Objective: Among the records below, find each line that includes the string "모의산정" and copy it.

Data entries:
<<<<

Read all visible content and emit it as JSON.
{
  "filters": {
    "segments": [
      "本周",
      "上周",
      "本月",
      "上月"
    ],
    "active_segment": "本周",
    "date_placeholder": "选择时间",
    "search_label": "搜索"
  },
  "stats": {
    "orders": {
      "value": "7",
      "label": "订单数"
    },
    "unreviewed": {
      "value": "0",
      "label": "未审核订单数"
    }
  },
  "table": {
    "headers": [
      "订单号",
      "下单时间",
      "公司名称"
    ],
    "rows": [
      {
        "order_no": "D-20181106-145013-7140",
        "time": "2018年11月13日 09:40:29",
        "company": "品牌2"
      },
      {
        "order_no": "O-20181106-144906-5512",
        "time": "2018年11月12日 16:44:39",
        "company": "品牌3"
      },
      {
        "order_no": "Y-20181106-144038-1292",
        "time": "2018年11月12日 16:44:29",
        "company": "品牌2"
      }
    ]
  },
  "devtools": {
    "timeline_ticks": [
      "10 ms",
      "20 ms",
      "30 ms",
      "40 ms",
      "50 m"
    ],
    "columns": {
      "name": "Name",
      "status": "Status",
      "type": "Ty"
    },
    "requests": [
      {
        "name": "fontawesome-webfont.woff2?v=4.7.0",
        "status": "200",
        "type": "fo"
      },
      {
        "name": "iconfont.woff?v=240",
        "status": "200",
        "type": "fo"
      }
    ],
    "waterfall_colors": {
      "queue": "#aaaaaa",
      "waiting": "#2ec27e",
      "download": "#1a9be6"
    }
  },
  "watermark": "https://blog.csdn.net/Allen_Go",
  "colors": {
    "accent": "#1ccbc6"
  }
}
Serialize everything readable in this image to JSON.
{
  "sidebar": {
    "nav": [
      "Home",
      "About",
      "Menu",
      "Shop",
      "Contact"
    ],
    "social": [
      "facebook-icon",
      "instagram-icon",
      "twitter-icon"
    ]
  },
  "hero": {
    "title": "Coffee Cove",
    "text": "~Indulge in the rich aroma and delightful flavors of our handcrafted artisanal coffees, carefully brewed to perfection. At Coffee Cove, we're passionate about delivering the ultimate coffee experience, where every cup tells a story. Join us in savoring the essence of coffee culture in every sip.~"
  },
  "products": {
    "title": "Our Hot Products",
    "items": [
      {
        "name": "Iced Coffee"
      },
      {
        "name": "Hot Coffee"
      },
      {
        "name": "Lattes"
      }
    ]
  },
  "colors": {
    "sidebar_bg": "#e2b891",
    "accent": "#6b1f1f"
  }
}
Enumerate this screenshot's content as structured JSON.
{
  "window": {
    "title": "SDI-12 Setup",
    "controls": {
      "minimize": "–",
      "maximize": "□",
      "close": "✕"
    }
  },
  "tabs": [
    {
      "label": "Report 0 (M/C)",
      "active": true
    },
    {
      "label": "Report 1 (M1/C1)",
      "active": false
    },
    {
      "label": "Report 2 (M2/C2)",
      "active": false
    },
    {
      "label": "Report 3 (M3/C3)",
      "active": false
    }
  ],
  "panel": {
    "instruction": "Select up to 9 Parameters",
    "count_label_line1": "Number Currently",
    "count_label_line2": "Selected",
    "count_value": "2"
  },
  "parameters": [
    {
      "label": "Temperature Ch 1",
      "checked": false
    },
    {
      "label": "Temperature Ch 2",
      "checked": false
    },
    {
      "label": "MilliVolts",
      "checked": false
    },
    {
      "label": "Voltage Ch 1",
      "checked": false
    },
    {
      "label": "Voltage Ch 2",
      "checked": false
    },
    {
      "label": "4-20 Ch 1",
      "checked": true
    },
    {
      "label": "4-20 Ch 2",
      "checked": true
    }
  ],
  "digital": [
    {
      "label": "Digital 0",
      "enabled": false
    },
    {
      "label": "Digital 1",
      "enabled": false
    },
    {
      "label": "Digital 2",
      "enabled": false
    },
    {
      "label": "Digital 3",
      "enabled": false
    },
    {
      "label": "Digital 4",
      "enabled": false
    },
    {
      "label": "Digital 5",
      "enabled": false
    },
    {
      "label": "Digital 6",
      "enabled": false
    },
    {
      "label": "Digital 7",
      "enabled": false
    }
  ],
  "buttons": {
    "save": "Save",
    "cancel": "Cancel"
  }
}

>>>>
<<<<

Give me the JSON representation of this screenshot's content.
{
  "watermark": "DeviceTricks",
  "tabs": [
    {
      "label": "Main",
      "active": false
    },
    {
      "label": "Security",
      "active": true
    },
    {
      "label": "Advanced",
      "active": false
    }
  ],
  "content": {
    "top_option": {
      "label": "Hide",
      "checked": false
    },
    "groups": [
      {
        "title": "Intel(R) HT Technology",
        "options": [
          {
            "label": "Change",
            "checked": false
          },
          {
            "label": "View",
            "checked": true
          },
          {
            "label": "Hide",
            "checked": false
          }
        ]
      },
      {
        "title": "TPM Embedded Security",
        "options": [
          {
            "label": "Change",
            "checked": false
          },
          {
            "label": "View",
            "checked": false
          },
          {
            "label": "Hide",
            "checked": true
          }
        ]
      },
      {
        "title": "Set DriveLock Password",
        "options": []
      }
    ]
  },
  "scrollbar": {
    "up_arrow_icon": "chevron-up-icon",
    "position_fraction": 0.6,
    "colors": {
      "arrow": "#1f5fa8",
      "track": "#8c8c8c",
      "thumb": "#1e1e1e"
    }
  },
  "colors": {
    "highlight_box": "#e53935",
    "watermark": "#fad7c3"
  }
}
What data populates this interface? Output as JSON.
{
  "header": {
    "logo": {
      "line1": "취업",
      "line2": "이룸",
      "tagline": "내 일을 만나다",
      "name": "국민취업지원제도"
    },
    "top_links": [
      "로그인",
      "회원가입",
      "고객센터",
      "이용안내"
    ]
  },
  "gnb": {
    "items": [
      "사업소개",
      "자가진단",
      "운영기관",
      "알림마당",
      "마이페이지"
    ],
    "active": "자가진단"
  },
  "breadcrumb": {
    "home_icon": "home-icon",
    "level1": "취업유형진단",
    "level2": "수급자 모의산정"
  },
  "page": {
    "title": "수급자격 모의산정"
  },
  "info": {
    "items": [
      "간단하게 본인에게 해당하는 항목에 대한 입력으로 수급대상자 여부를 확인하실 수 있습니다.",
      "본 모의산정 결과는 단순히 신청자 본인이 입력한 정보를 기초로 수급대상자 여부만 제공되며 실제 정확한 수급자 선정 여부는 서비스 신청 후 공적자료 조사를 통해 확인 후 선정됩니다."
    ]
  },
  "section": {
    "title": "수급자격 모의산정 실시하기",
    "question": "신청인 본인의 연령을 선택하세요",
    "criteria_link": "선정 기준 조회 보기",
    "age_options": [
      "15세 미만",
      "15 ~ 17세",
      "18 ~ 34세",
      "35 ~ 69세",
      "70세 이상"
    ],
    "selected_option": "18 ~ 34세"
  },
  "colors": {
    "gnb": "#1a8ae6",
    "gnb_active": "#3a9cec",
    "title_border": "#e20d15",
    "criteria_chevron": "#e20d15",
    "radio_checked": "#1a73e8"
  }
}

>>>>

Exercise response:
    "level2": "수급자 모의산정"
    "title": "수급자격 모의산정"
      "본 모의산정 결과는 단순히 신청자 본인이 입력한 정보를 기초로 수급대상자 여부만 제공되며 실제 정확한 수급자 선정 여부는 서비스 신청 후 공적자료 조사를 통해 확인 후 선정됩니다."
    "title": "수급자격 모의산정 실시하기",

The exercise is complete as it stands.